_Written request_. Leave every picture out and write out the records below exactly.

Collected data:
BEGIN
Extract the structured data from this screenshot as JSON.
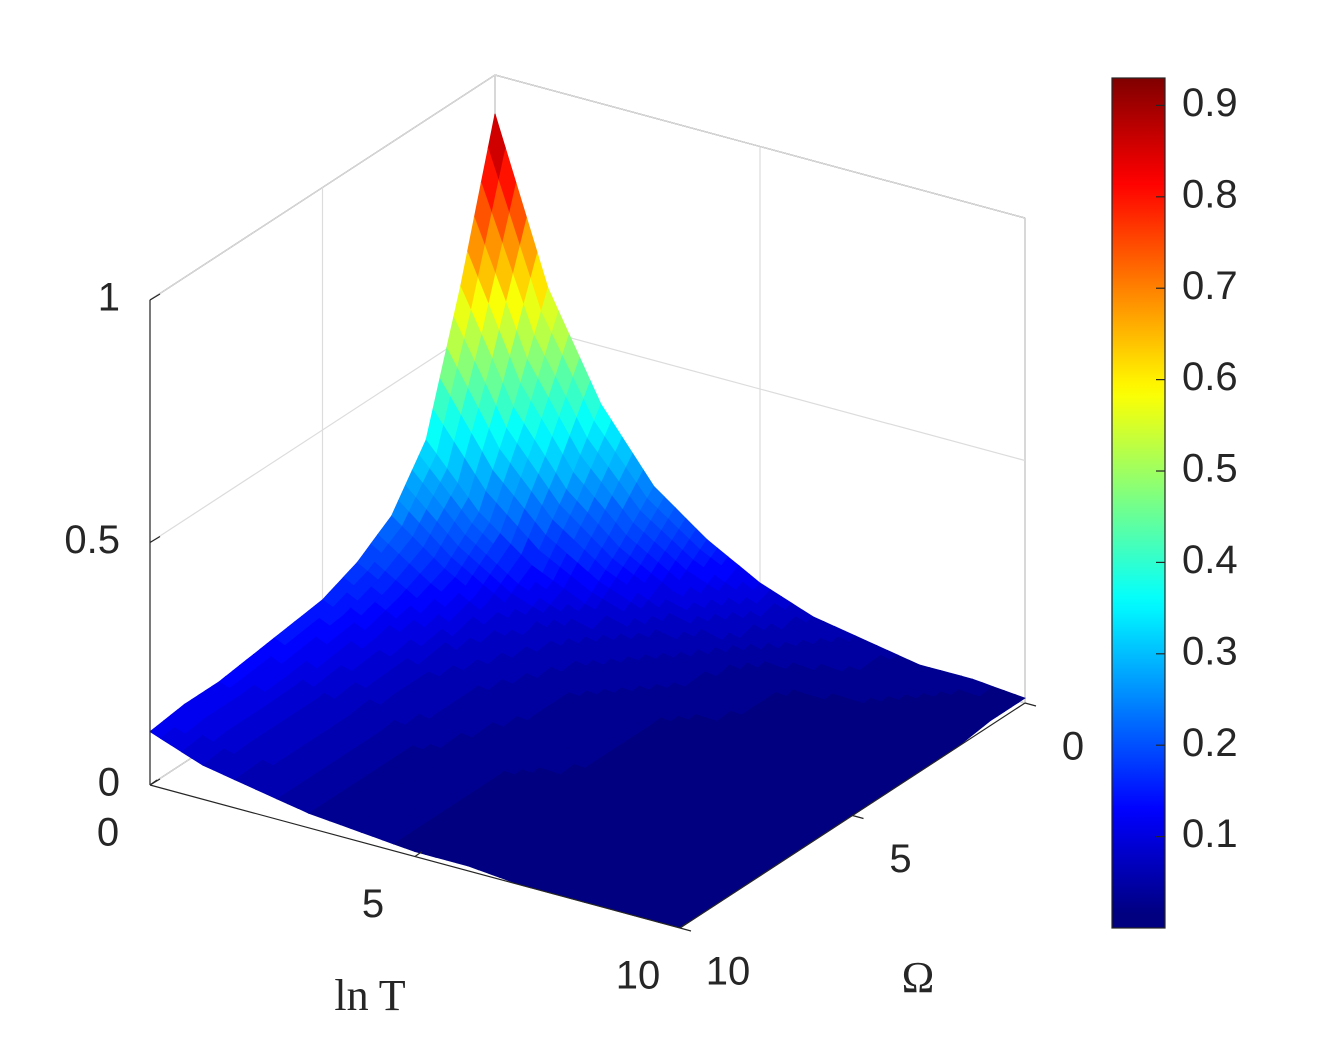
{
  "chart_data": {
    "type": "surface",
    "xlabel": "ln T",
    "ylabel": "Ω",
    "x": [
      0,
      1,
      2,
      3,
      4,
      5,
      6,
      7,
      8,
      9,
      10
    ],
    "y": [
      0,
      1,
      2,
      3,
      4,
      5,
      6,
      7,
      8,
      9,
      10
    ],
    "z": [
      [
        0.92,
        0.61,
        0.34,
        0.23,
        0.18,
        0.15,
        0.14,
        0.13,
        0.12,
        0.12,
        0.11
      ],
      [
        0.59,
        0.39,
        0.22,
        0.15,
        0.12,
        0.1,
        0.09,
        0.08,
        0.08,
        0.08,
        0.07
      ],
      [
        0.38,
        0.25,
        0.14,
        0.09,
        0.07,
        0.06,
        0.06,
        0.05,
        0.05,
        0.05,
        0.05
      ],
      [
        0.24,
        0.16,
        0.09,
        0.06,
        0.05,
        0.04,
        0.04,
        0.03,
        0.03,
        0.03,
        0.03
      ],
      [
        0.16,
        0.1,
        0.06,
        0.04,
        0.03,
        0.03,
        0.02,
        0.02,
        0.02,
        0.02,
        0.02
      ],
      [
        0.1,
        0.07,
        0.04,
        0.03,
        0.02,
        0.02,
        0.02,
        0.01,
        0.01,
        0.01,
        0.01
      ],
      [
        0.06,
        0.04,
        0.02,
        0.02,
        0.01,
        0.01,
        0.01,
        0.01,
        0.01,
        0.01,
        0.01
      ],
      [
        0.04,
        0.03,
        0.01,
        0.01,
        0.01,
        0.01,
        0.01,
        0.01,
        0.01,
        0.01,
        0.0
      ],
      [
        0.02,
        0.02,
        0.01,
        0.01,
        0.0,
        0.0,
        0.0,
        0.0,
        0.0,
        0.0,
        0.0
      ],
      [
        0.02,
        0.01,
        0.0,
        0.0,
        0.0,
        0.0,
        0.0,
        0.0,
        0.0,
        0.0,
        0.0
      ],
      [
        0.01,
        0.01,
        0.0,
        0.0,
        0.0,
        0.0,
        0.0,
        0.0,
        0.0,
        0.0,
        0.0
      ]
    ],
    "xlim": [
      0,
      10
    ],
    "xticks": [
      0,
      5,
      10
    ],
    "ylim": [
      0,
      10
    ],
    "yticks": [
      0,
      5,
      10
    ],
    "zlim": [
      0,
      1
    ],
    "zticks": [
      0,
      0.5,
      1
    ],
    "colormap": "jet",
    "clim": [
      0,
      0.93
    ],
    "cticks": [
      0.1,
      0.2,
      0.3,
      0.4,
      0.5,
      0.6,
      0.7,
      0.8,
      0.9
    ],
    "grid": true
  }
}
END
_Written response_.
Extract the structured data from this screenshot as JSON.
{
  "chart_data": {
    "type": "surface",
    "xlabel": "ln T",
    "ylabel": "Ω",
    "x": [
      0,
      1,
      2,
      3,
      4,
      5,
      6,
      7,
      8,
      9,
      10
    ],
    "y": [
      0,
      1,
      2,
      3,
      4,
      5,
      6,
      7,
      8,
      9,
      10
    ],
    "z": [
      [
        0.92,
        0.61,
        0.34,
        0.23,
        0.18,
        0.15,
        0.14,
        0.13,
        0.12,
        0.12,
        0.11
      ],
      [
        0.59,
        0.39,
        0.22,
        0.15,
        0.12,
        0.1,
        0.09,
        0.08,
        0.08,
        0.08,
        0.07
      ],
      [
        0.38,
        0.25,
        0.14,
        0.09,
        0.07,
        0.06,
        0.06,
        0.05,
        0.05,
        0.05,
        0.05
      ],
      [
        0.24,
        0.16,
        0.09,
        0.06,
        0.05,
        0.04,
        0.04,
        0.03,
        0.03,
        0.03,
        0.03
      ],
      [
        0.16,
        0.1,
        0.06,
        0.04,
        0.03,
        0.03,
        0.02,
        0.02,
        0.02,
        0.02,
        0.02
      ],
      [
        0.1,
        0.07,
        0.04,
        0.03,
        0.02,
        0.02,
        0.02,
        0.01,
        0.01,
        0.01,
        0.01
      ],
      [
        0.06,
        0.04,
        0.02,
        0.02,
        0.01,
        0.01,
        0.01,
        0.01,
        0.01,
        0.01,
        0.01
      ],
      [
        0.04,
        0.03,
        0.01,
        0.01,
        0.01,
        0.01,
        0.01,
        0.01,
        0.01,
        0.01,
        0.0
      ],
      [
        0.02,
        0.02,
        0.01,
        0.01,
        0.0,
        0.0,
        0.0,
        0.0,
        0.0,
        0.0,
        0.0
      ],
      [
        0.02,
        0.01,
        0.0,
        0.0,
        0.0,
        0.0,
        0.0,
        0.0,
        0.0,
        0.0,
        0.0
      ],
      [
        0.01,
        0.01,
        0.0,
        0.0,
        0.0,
        0.0,
        0.0,
        0.0,
        0.0,
        0.0,
        0.0
      ]
    ],
    "xlim": [
      0,
      10
    ],
    "xticks": [
      0,
      5,
      10
    ],
    "ylim": [
      0,
      10
    ],
    "yticks": [
      0,
      5,
      10
    ],
    "zlim": [
      0,
      1
    ],
    "zticks": [
      0,
      0.5,
      1
    ],
    "colormap": "jet",
    "clim": [
      0,
      0.93
    ],
    "cticks": [
      0.1,
      0.2,
      0.3,
      0.4,
      0.5,
      0.6,
      0.7,
      0.8,
      0.9
    ],
    "grid": true
  }
}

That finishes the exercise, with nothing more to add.